### EXERCISE MATERIAL
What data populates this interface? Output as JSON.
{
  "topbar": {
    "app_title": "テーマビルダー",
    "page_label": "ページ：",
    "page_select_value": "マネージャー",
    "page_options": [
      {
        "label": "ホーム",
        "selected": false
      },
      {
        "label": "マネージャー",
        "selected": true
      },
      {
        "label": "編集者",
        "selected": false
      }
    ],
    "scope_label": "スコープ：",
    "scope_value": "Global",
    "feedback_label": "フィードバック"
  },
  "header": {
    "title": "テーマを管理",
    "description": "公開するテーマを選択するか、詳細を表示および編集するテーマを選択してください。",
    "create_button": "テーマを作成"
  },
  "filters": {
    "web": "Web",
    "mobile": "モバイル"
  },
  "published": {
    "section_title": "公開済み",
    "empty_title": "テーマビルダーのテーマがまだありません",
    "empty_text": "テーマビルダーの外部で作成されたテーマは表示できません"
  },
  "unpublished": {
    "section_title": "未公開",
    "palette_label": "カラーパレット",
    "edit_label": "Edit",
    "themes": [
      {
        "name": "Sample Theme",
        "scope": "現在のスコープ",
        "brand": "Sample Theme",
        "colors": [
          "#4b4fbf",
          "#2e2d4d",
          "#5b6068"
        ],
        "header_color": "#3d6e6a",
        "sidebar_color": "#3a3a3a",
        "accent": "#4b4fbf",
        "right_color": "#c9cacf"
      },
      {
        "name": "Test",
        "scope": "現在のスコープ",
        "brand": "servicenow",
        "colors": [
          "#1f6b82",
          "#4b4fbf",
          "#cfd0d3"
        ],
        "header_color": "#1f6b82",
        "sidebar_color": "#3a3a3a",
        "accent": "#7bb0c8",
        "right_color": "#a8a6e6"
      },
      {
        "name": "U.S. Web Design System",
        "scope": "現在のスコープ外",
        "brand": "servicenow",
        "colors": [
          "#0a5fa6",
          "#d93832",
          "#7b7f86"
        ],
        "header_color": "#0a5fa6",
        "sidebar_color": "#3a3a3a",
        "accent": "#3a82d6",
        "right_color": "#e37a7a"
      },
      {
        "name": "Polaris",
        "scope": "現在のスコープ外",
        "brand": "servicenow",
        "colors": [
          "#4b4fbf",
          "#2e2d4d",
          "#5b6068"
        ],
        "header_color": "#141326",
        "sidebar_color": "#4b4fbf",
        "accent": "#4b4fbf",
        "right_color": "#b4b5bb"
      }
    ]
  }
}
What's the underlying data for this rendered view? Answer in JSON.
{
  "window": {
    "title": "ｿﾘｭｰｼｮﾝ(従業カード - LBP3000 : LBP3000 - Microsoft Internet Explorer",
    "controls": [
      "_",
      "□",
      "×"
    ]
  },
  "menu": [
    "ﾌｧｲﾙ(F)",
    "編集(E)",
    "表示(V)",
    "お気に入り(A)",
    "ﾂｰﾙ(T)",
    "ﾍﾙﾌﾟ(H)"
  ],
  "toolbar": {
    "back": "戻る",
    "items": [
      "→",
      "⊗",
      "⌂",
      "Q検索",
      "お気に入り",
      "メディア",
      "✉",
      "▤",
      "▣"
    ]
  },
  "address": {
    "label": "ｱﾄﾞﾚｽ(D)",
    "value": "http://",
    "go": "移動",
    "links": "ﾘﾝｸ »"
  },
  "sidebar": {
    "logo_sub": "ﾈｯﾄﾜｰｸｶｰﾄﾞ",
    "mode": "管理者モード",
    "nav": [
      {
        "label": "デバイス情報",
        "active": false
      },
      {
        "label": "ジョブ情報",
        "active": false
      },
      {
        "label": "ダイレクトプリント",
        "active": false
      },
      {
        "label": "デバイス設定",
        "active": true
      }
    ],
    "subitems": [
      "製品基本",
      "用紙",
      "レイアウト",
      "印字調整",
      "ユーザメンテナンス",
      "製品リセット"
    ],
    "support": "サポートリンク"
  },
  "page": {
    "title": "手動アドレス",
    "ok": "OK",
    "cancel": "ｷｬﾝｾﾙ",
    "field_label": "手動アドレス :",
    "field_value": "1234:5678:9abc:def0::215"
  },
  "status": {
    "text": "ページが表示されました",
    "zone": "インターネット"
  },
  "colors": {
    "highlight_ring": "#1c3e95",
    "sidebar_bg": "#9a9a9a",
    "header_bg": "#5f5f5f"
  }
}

### GIVEN EXERCISE
Repeat the records exactly, including every line.

### SOLUTION FOR THIS PROBLEM
What data populates this interface? Output as JSON.
{
  "topbar": {
    "app_title": "テーマビルダー",
    "page_label": "ページ：",
    "page_select_value": "マネージャー",
    "page_options": [
      {
        "label": "ホーム",
        "selected": false
      },
      {
        "label": "マネージャー",
        "selected": true
      },
      {
        "label": "編集者",
        "selected": false
      }
    ],
    "scope_label": "スコープ：",
    "scope_value": "Global",
    "feedback_label": "フィードバック"
  },
  "header": {
    "title": "テーマを管理",
    "description": "公開するテーマを選択するか、詳細を表示および編集するテーマを選択してください。",
    "create_button": "テーマを作成"
  },
  "filters": {
    "web": "Web",
    "mobile": "モバイル"
  },
  "published": {
    "section_title": "公開済み",
    "empty_title": "テーマビルダーのテーマがまだありません",
    "empty_text": "テーマビルダーの外部で作成されたテーマは表示できません"
  },
  "unpublished": {
    "section_title": "未公開",
    "palette_label": "カラーパレット",
    "edit_label": "Edit",
    "themes": [
      {
        "name": "Sample Theme",
        "scope": "現在のスコープ",
        "brand": "Sample Theme",
        "colors": [
          "#4b4fbf",
          "#2e2d4d",
          "#5b6068"
        ],
        "header_color": "#3d6e6a",
        "sidebar_color": "#3a3a3a",
        "accent": "#4b4fbf",
        "right_color": "#c9cacf"
      },
      {
        "name": "Test",
        "scope": "現在のスコープ",
        "brand": "servicenow",
        "colors": [
          "#1f6b82",
          "#4b4fbf",
          "#cfd0d3"
        ],
        "header_color": "#1f6b82",
        "sidebar_color": "#3a3a3a",
        "accent": "#7bb0c8",
        "right_color": "#a8a6e6"
      },
      {
        "name": "U.S. Web Design System",
        "scope": "現在のスコープ外",
        "brand": "servicenow",
        "colors": [
          "#0a5fa6",
          "#d93832",
          "#7b7f86"
        ],
        "header_color": "#0a5fa6",
        "sidebar_color": "#3a3a3a",
        "accent": "#3a82d6",
        "right_color": "#e37a7a"
      },
      {
        "name": "Polaris",
        "scope": "現在のスコープ外",
        "brand": "servicenow",
        "colors": [
          "#4b4fbf",
          "#2e2d4d",
          "#5b6068"
        ],
        "header_color": "#141326",
        "sidebar_color": "#4b4fbf",
        "accent": "#4b4fbf",
        "right_color": "#b4b5bb"
      }
    ]
  }
}
What's the underlying data for this rendered view? Answer in JSON.
{
  "window": {
    "title": "ｿﾘｭｰｼｮﾝ(従業カード - LBP3000 : LBP3000 - Microsoft Internet Explorer",
    "controls": [
      "_",
      "□",
      "×"
    ]
  },
  "menu": [
    "ﾌｧｲﾙ(F)",
    "編集(E)",
    "表示(V)",
    "お気に入り(A)",
    "ﾂｰﾙ(T)",
    "ﾍﾙﾌﾟ(H)"
  ],
  "toolbar": {
    "back": "戻る",
    "items": [
      "→",
      "⊗",
      "⌂",
      "Q検索",
      "お気に入り",
      "メディア",
      "✉",
      "▤",
      "▣"
    ]
  },
  "address": {
    "label": "ｱﾄﾞﾚｽ(D)",
    "value": "http://",
    "go": "移動",
    "links": "ﾘﾝｸ »"
  },
  "sidebar": {
    "logo_sub": "ﾈｯﾄﾜｰｸｶｰﾄﾞ",
    "mode": "管理者モード",
    "nav": [
      {
        "label": "デバイス情報",
        "active": false
      },
      {
        "label": "ジョブ情報",
        "active": false
      },
      {
        "label": "ダイレクトプリント",
        "active": false
      },
      {
        "label": "デバイス設定",
        "active": true
      }
    ],
    "subitems": [
      "製品基本",
      "用紙",
      "レイアウト",
      "印字調整",
      "ユーザメンテナンス",
      "製品リセット"
    ],
    "support": "サポートリンク"
  },
  "page": {
    "title": "手動アドレス",
    "ok": "OK",
    "cancel": "ｷｬﾝｾﾙ",
    "field_label": "手動アドレス :",
    "field_value": "1234:5678:9abc:def0::215"
  },
  "status": {
    "text": "ページが表示されました",
    "zone": "インターネット"
  },
  "colors": {
    "highlight_ring": "#1c3e95",
    "sidebar_bg": "#9a9a9a",
    "header_bg": "#5f5f5f"
  }
}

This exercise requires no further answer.